* [CHALLENGE] Find and return each line containing "educational".

* [STORED ROWS]
*-*-*

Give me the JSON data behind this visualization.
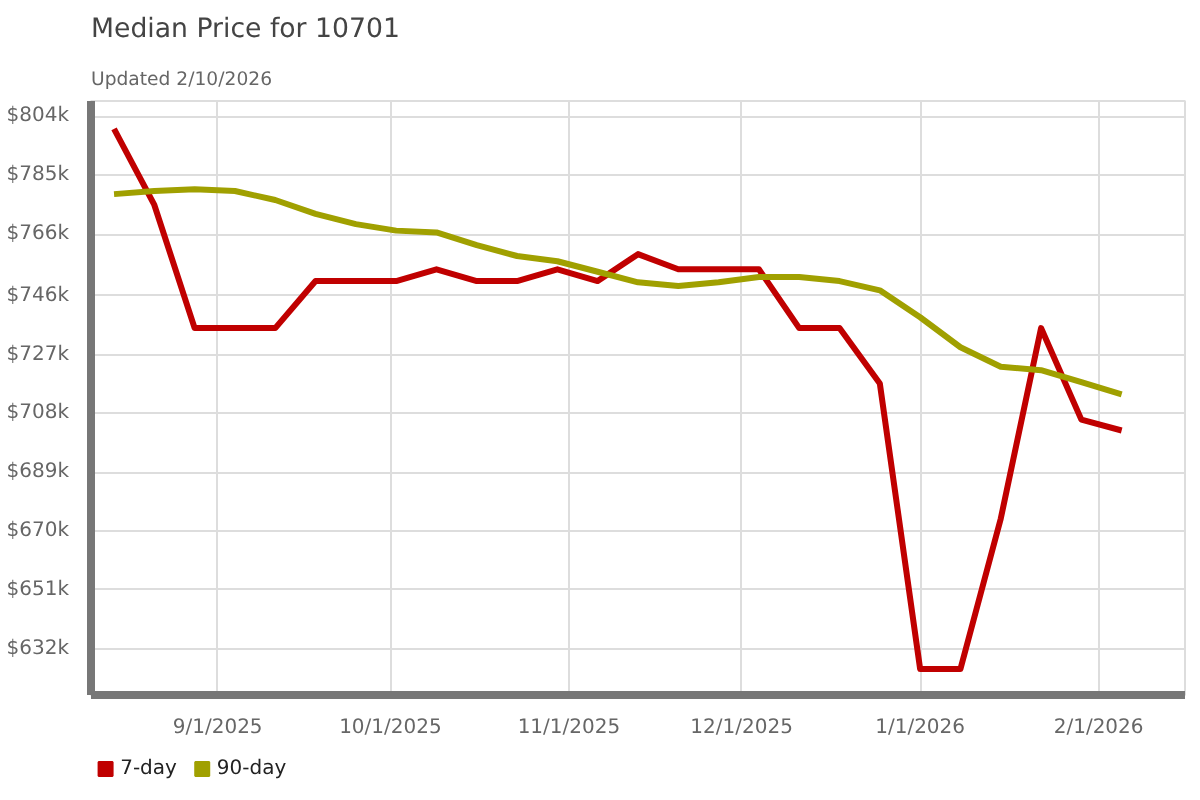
{
  "chart_data": {
    "type": "line",
    "title": "Median Price for 10701",
    "subtitle": "Updated 2/10/2026",
    "x": [
      "2025-08-14",
      "2025-08-21",
      "2025-08-28",
      "2025-09-04",
      "2025-09-11",
      "2025-09-18",
      "2025-09-25",
      "2025-10-02",
      "2025-10-09",
      "2025-10-16",
      "2025-10-23",
      "2025-10-30",
      "2025-11-06",
      "2025-11-13",
      "2025-11-20",
      "2025-11-27",
      "2025-12-04",
      "2025-12-11",
      "2025-12-18",
      "2025-12-25",
      "2026-01-01",
      "2026-01-08",
      "2026-01-15",
      "2026-01-22",
      "2026-01-29",
      "2026-02-05"
    ],
    "series": [
      {
        "name": "7-day",
        "color": "#c00000",
        "values": [
          800,
          775.4,
          735.6,
          735.6,
          735.6,
          750.8,
          750.8,
          750.8,
          754.6,
          750.8,
          750.8,
          754.6,
          750.8,
          759.5,
          754.6,
          754.6,
          754.6,
          735.6,
          735.6,
          717.7,
          625.4,
          625.4,
          674,
          735.6,
          706,
          702.5
        ]
      },
      {
        "name": "90-day",
        "color": "#a0a000",
        "values": [
          778.9,
          779.9,
          780.5,
          779.9,
          777,
          772.5,
          769.2,
          767.1,
          766.5,
          762.4,
          758.9,
          757.2,
          753.8,
          750.4,
          749.2,
          750.4,
          752.1,
          752.1,
          750.8,
          747.8,
          739.1,
          729.4,
          723.1,
          722,
          718.1,
          714.2
        ]
      }
    ],
    "xlim": [
      "2025-08-10",
      "2026-02-16"
    ],
    "xticks": [
      {
        "value": "2025-09-01",
        "label": "9/1/2025"
      },
      {
        "value": "2025-10-01",
        "label": "10/1/2025"
      },
      {
        "value": "2025-11-01",
        "label": "11/1/2025"
      },
      {
        "value": "2025-12-01",
        "label": "12/1/2025"
      },
      {
        "value": "2026-01-01",
        "label": "1/1/2026"
      },
      {
        "value": "2026-02-01",
        "label": "2/1/2026"
      }
    ],
    "ylim": [
      617,
      809
    ],
    "yticks": [
      {
        "value": 632,
        "label": "$632k"
      },
      {
        "value": 651,
        "label": "$651k"
      },
      {
        "value": 670,
        "label": "$670k"
      },
      {
        "value": 689,
        "label": "$689k"
      },
      {
        "value": 708,
        "label": "$708k"
      },
      {
        "value": 727,
        "label": "$727k"
      },
      {
        "value": 746,
        "label": "$746k"
      },
      {
        "value": 766,
        "label": "$766k"
      },
      {
        "value": 785,
        "label": "$785k"
      },
      {
        "value": 804,
        "label": "$804k"
      }
    ],
    "grid": true,
    "legend": "bottom left",
    "marker": "none",
    "line_style": "solid"
  }
}
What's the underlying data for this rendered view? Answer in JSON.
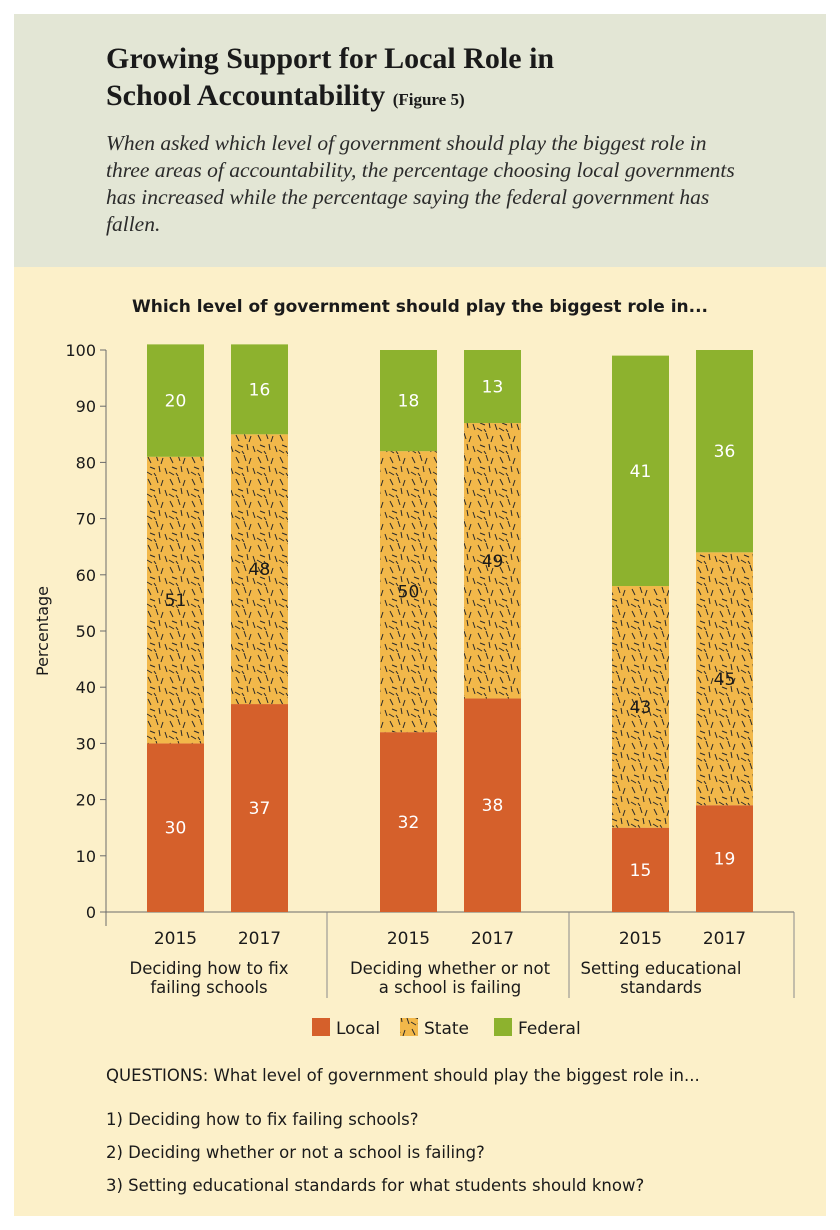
{
  "header": {
    "title_line1": "Growing Support for Local Role in",
    "title_line2": "School Accountability",
    "figure_label": "(Figure 5)",
    "subtitle": "When asked which level of government should play the biggest role in three areas of accountability, the percentage choosing local governments has increased while the percentage saying the federal government has fallen."
  },
  "colors": {
    "local": "#d5602b",
    "state": "#f2b84a",
    "federal": "#8db22e",
    "header_bg": "#e3e6d5",
    "frame_bg": "#fcf0c9"
  },
  "chart_data": {
    "type": "bar",
    "stacked": true,
    "title": "Which level of government should play the biggest role in...",
    "ylabel": "Percentage",
    "ylim": [
      0,
      100
    ],
    "yticks": [
      0,
      10,
      20,
      30,
      40,
      50,
      60,
      70,
      80,
      90,
      100
    ],
    "groups": [
      {
        "label_line1": "Deciding how to fix",
        "label_line2": "failing schools",
        "years": [
          "2015",
          "2017"
        ]
      },
      {
        "label_line1": "Deciding whether or not",
        "label_line2": "a school is failing",
        "years": [
          "2015",
          "2017"
        ]
      },
      {
        "label_line1": "Setting educational",
        "label_line2": "standards",
        "years": [
          "2015",
          "2017"
        ]
      }
    ],
    "series": [
      {
        "name": "Local",
        "values": [
          30,
          37,
          32,
          38,
          15,
          19
        ]
      },
      {
        "name": "State",
        "values": [
          51,
          48,
          50,
          49,
          43,
          45
        ]
      },
      {
        "name": "Federal",
        "values": [
          20,
          16,
          18,
          13,
          41,
          36
        ]
      }
    ],
    "legend_position": "bottom"
  },
  "questions": {
    "lead": "QUESTIONS: What level of government should play the biggest role in...",
    "items": [
      "1) Deciding how to fix failing schools?",
      "2) Deciding whether or not a school is failing?",
      "3) Setting educational standards for what students should know?"
    ]
  }
}
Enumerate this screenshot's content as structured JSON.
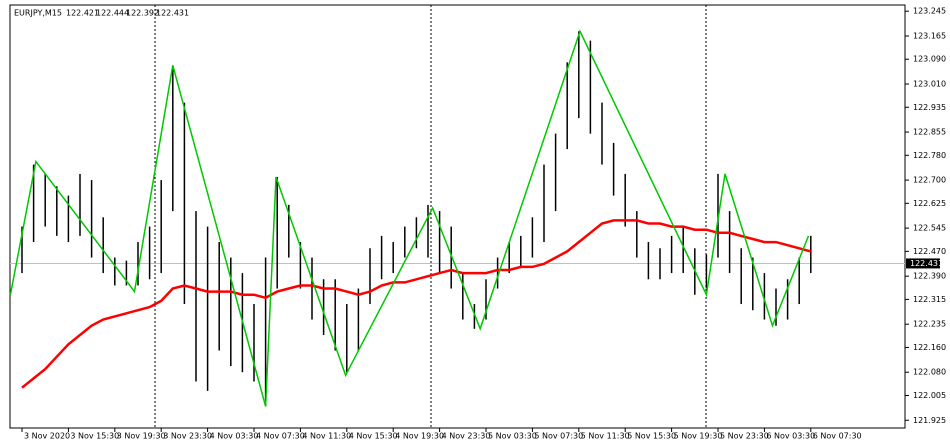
{
  "chart_data": {
    "type": "ohlc",
    "title": "EURJPY,M15",
    "ohlc": [
      122.421,
      122.444,
      122.392,
      122.431
    ],
    "current_price": 122.431,
    "bar_color": "#000000",
    "categories": [
      "3 Nov 2020",
      null,
      null,
      null,
      "3 Nov 15:30",
      null,
      null,
      null,
      "3 Nov 19:30",
      null,
      null,
      null,
      "3 Nov 23:30",
      null,
      null,
      null,
      "4 Nov 03:30",
      null,
      null,
      null,
      "4 Nov 07:30",
      null,
      null,
      null,
      "4 Nov 11:30",
      null,
      null,
      null,
      "4 Nov 15:30",
      null,
      null,
      null,
      "4 Nov 19:30",
      null,
      null,
      null,
      "4 Nov 23:30",
      null,
      null,
      null,
      "5 Nov 03:30",
      null,
      null,
      null,
      "5 Nov 07:30",
      null,
      null,
      null,
      "5 Nov 11:30",
      null,
      null,
      null,
      "5 Nov 15:30",
      null,
      null,
      null,
      "5 Nov 19:30",
      null,
      null,
      null,
      "5 Nov 23:30",
      null,
      null,
      null,
      "6 Nov 03:30",
      null,
      null,
      null,
      "6 Nov 07:30"
    ],
    "high": [
      122.55,
      122.75,
      122.72,
      122.68,
      122.65,
      122.72,
      122.7,
      122.58,
      122.45,
      122.44,
      122.5,
      122.55,
      122.7,
      123.07,
      122.95,
      122.6,
      122.55,
      122.5,
      122.45,
      122.4,
      122.3,
      122.45,
      122.71,
      122.62,
      122.5,
      122.45,
      122.38,
      122.38,
      122.3,
      122.35,
      122.48,
      122.52,
      122.5,
      122.55,
      122.58,
      122.62,
      122.6,
      122.55,
      122.4,
      122.3,
      122.38,
      122.45,
      122.5,
      122.52,
      122.58,
      122.75,
      122.85,
      123.08,
      123.18,
      123.15,
      122.95,
      122.82,
      122.72,
      122.6,
      122.5,
      122.48,
      122.52,
      122.55,
      122.48,
      122.46,
      122.72,
      122.6,
      122.48,
      122.45,
      122.4,
      122.35,
      122.38,
      122.45,
      122.52
    ],
    "low": [
      122.4,
      122.5,
      122.55,
      122.52,
      122.5,
      122.52,
      122.45,
      122.4,
      122.36,
      122.36,
      122.36,
      122.38,
      122.4,
      122.6,
      122.3,
      122.05,
      122.02,
      122.15,
      122.1,
      122.08,
      122.05,
      121.97,
      122.35,
      122.45,
      122.35,
      122.25,
      122.2,
      122.15,
      122.08,
      122.15,
      122.3,
      122.38,
      122.4,
      122.45,
      122.48,
      122.45,
      122.4,
      122.35,
      122.25,
      122.22,
      122.25,
      122.35,
      122.4,
      122.42,
      122.45,
      122.5,
      122.6,
      122.8,
      122.9,
      122.85,
      122.75,
      122.65,
      122.55,
      122.45,
      122.38,
      122.38,
      122.4,
      122.4,
      122.33,
      122.35,
      122.45,
      122.4,
      122.3,
      122.28,
      122.25,
      122.23,
      122.25,
      122.3,
      122.4
    ],
    "ma": {
      "color": "#ff0000",
      "values": [
        122.03,
        122.06,
        122.09,
        122.13,
        122.17,
        122.2,
        122.23,
        122.25,
        122.26,
        122.27,
        122.28,
        122.29,
        122.31,
        122.35,
        122.36,
        122.35,
        122.34,
        122.34,
        122.34,
        122.33,
        122.33,
        122.32,
        122.34,
        122.35,
        122.36,
        122.36,
        122.35,
        122.35,
        122.34,
        122.33,
        122.34,
        122.36,
        122.37,
        122.37,
        122.38,
        122.39,
        122.4,
        122.41,
        122.4,
        122.4,
        122.4,
        122.41,
        122.41,
        122.42,
        122.42,
        122.43,
        122.45,
        122.47,
        122.5,
        122.53,
        122.56,
        122.57,
        122.57,
        122.57,
        122.56,
        122.56,
        122.55,
        122.55,
        122.54,
        122.54,
        122.53,
        122.53,
        122.52,
        122.51,
        122.5,
        122.5,
        122.49,
        122.48,
        122.47
      ]
    },
    "zigzag": {
      "color": "#00c800",
      "x": [
        -1,
        1.2,
        9.7,
        13,
        21,
        21.9,
        27.9,
        35.4,
        39.5,
        48.1,
        59,
        60.6,
        64.7,
        67.8
      ],
      "values": [
        122.33,
        122.76,
        122.34,
        123.07,
        121.97,
        122.71,
        122.07,
        122.61,
        122.22,
        123.18,
        122.33,
        122.72,
        122.23,
        122.52
      ]
    },
    "ylim": [
      121.9,
      123.265
    ],
    "yticks": [
      123.245,
      123.165,
      {
        "value": 123.09,
        "label": "123.090"
      },
      {
        "value": 123.01,
        "label": "123.010"
      },
      122.935,
      122.855,
      {
        "value": 122.78,
        "label": "122.780"
      },
      {
        "value": 122.7,
        "label": "122.700"
      },
      122.625,
      122.545,
      {
        "value": 122.47,
        "label": "122.470"
      },
      {
        "value": 122.39,
        "label": "122.390"
      },
      122.315,
      122.235,
      {
        "value": 122.16,
        "label": "122.160"
      },
      {
        "value": 122.08,
        "label": "122.080"
      },
      122.005,
      121.925
    ]
  }
}
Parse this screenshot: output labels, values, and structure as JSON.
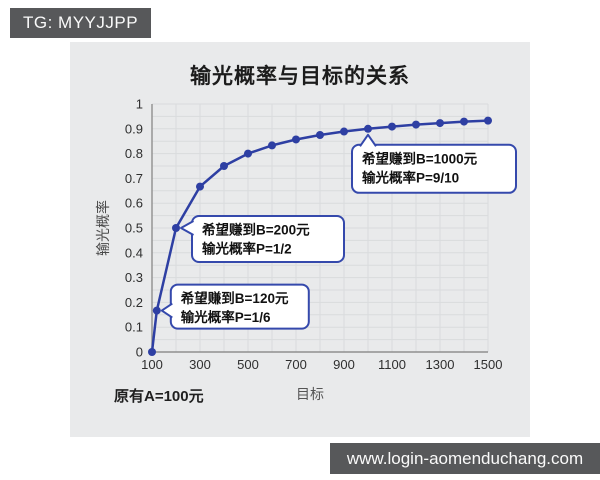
{
  "watermarks": {
    "telegram_badge": "TG: MYYJJPP",
    "website": "www.login-aomenduchang.com"
  },
  "colors": {
    "series_blue": "#2e3fa3",
    "annotation_border": "#3549ac",
    "card_bg": "#e9eaeb",
    "grid_line": "#d9dbdd",
    "axis_line": "#8f8f8f",
    "watermark_bg": "#57585a",
    "tick_text": "#2f2f2f"
  },
  "chart_data": {
    "type": "line",
    "title": "输光概率与目标的关系",
    "xlabel": "目标",
    "ylabel": "输光概率",
    "footnote": "原有A=100元",
    "xlim": [
      100,
      1500
    ],
    "ylim": [
      0,
      1
    ],
    "x_ticks": [
      100,
      300,
      500,
      700,
      900,
      1100,
      1300,
      1500
    ],
    "y_ticks": [
      0,
      0.1,
      0.2,
      0.3,
      0.4,
      0.5,
      0.6,
      0.7,
      0.8,
      0.9,
      1
    ],
    "grid": "on",
    "legend": "none",
    "series": [
      {
        "name": "输光概率",
        "points": [
          {
            "x": 100,
            "y": 0
          },
          {
            "x": 120,
            "y": 0.167
          },
          {
            "x": 200,
            "y": 0.5
          },
          {
            "x": 300,
            "y": 0.667
          },
          {
            "x": 400,
            "y": 0.75
          },
          {
            "x": 500,
            "y": 0.8
          },
          {
            "x": 600,
            "y": 0.833
          },
          {
            "x": 700,
            "y": 0.857
          },
          {
            "x": 800,
            "y": 0.875
          },
          {
            "x": 900,
            "y": 0.889
          },
          {
            "x": 1000,
            "y": 0.9
          },
          {
            "x": 1100,
            "y": 0.909
          },
          {
            "x": 1200,
            "y": 0.917
          },
          {
            "x": 1300,
            "y": 0.923
          },
          {
            "x": 1400,
            "y": 0.929
          },
          {
            "x": 1500,
            "y": 0.933
          }
        ]
      }
    ],
    "annotations": [
      {
        "x": 120,
        "y": 0.167,
        "lines": [
          "希望赚到B=120元",
          "输光概率P=1/6"
        ]
      },
      {
        "x": 200,
        "y": 0.5,
        "lines": [
          "希望赚到B=200元",
          "输光概率P=1/2"
        ]
      },
      {
        "x": 1000,
        "y": 0.9,
        "lines": [
          "希望赚到B=1000元",
          "输光概率P=9/10"
        ]
      }
    ]
  }
}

*-*-*

* [FULL OUTPUT]
        "label_line1": "Setting educational",
      "3) Setting educational standards for what students should know?"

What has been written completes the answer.